Work request A.
Write out every sentence in the antlion text that begins with the word "But".
Work request B.
Retype the part of the antlion text from the words "They have, somewhere" up to and including the words "it right now.", with no changes.

Study text.
Photo by Jonathan Numer at Wikimedia Commons.

The antlion is actually quite pretty, yet short-lived, as an adult. But it is the larva that is really cool:

It digs a pit in the sand and hides underneath the sand right under the bottom of the pit. When an ant or some other insect comes by, it falls into the pit and has trouble climbing out of its steep walls again. The ant-lion lunges out of the sand (like a scene from “Tremors”) and eats the poor bug:

Now the really cool part: the volume of the pit is bigger when the antlion is hungrier (or so they say at this marvelous website that I highly recommend you browse around). But, hungry or not, the ant-lion digs a bigger pit when the moon is full. Nobody has any idea why that would be so. Here is a photograph (from the site I linked in the previous sentence) of a colony of ant-lions, each with its own little pit:

But here is the coolest part of all. If you take ant-lions out of the field and put them in little sandboxes in the laboratory and isolate them from any cues about the outside world they will still dig bigger pits roughly every four weeks – they have an internal lunar rhythm:

They have, somewhere in their brains, a lunar clock that tells them to dig larger pits whenever the moon is full even if they canot see the moon itself (e.g., on a dark cloudy night). If and when somebody figures out how this little brain works, I’ll be sure to tell you, but you may have to wait years for it – I don’t think anybody is even thinking about studying it right now.

Provided data.
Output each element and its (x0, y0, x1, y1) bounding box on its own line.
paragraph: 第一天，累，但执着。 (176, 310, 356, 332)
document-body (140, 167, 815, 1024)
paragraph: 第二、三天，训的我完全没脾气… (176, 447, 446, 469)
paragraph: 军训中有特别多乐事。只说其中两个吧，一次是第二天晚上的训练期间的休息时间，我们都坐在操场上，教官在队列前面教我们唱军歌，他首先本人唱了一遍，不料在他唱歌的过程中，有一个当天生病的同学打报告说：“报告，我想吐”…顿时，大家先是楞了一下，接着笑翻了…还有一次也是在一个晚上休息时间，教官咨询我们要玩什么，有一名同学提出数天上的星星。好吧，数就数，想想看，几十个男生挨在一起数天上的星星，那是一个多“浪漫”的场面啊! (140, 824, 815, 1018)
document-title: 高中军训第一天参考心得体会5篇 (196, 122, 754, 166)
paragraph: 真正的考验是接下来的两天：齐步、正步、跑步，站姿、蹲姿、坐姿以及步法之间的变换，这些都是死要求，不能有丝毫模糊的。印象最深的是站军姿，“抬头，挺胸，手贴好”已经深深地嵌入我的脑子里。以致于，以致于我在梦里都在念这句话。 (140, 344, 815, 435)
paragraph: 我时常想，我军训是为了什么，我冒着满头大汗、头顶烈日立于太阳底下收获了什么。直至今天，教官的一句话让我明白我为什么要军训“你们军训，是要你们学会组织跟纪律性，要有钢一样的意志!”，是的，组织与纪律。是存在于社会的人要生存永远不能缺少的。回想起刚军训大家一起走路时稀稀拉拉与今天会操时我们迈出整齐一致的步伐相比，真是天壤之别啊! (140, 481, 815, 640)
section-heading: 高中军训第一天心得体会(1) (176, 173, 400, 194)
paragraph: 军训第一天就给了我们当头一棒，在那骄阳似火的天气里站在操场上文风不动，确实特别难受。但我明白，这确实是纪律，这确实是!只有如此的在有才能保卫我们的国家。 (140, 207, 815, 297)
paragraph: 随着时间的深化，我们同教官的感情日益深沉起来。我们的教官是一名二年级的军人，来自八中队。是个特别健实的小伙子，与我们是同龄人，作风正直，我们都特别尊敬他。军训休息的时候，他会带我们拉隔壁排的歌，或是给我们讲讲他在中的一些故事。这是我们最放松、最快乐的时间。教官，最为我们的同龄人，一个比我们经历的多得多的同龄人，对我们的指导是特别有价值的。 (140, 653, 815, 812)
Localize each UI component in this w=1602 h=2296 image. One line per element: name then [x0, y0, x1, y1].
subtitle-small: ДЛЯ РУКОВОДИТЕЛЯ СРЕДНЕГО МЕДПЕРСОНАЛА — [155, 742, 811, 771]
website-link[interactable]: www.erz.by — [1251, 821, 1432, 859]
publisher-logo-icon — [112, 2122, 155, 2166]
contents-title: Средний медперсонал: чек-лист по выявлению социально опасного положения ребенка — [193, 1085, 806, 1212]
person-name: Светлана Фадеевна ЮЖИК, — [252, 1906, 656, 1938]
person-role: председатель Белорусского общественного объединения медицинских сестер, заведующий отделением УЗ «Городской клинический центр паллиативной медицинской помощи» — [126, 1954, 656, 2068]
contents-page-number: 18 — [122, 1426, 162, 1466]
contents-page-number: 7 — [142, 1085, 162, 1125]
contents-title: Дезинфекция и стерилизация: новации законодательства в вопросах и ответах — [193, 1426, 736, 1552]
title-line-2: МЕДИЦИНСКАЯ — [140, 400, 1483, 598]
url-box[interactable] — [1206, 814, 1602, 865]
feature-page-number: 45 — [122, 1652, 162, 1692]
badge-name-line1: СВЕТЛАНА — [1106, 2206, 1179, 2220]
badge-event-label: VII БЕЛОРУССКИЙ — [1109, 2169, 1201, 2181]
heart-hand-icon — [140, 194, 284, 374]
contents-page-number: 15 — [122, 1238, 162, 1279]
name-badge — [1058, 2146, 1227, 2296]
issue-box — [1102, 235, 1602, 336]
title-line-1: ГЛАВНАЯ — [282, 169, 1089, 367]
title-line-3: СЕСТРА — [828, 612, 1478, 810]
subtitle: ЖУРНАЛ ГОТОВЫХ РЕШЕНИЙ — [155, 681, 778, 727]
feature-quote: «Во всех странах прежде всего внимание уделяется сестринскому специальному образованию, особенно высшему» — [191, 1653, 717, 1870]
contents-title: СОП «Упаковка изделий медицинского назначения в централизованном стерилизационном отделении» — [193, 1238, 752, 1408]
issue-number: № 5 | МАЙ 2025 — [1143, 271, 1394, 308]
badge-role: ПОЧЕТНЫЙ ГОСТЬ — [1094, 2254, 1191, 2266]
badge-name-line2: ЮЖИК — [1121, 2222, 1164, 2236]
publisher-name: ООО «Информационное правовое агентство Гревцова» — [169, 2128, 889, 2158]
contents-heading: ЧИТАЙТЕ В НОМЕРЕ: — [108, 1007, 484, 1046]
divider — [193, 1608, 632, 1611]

Reply A.
- But it is the larva that is really cool:
- But, hungry or not, the ant-lion digs a bigger pit when the moon is full.
- But here is the coolest part of all.

Reply B.
They have, somewhere in their brains, a lunar clock that tells them to dig larger pits whenever the moon is full even if they canot see the moon itself (e.g., on a dark cloudy night). If and when somebody figures out how this little brain works, I’ll be sure to tell you, but you may have to wait years for it – I don’t think anybody is even thinking about studying it right now.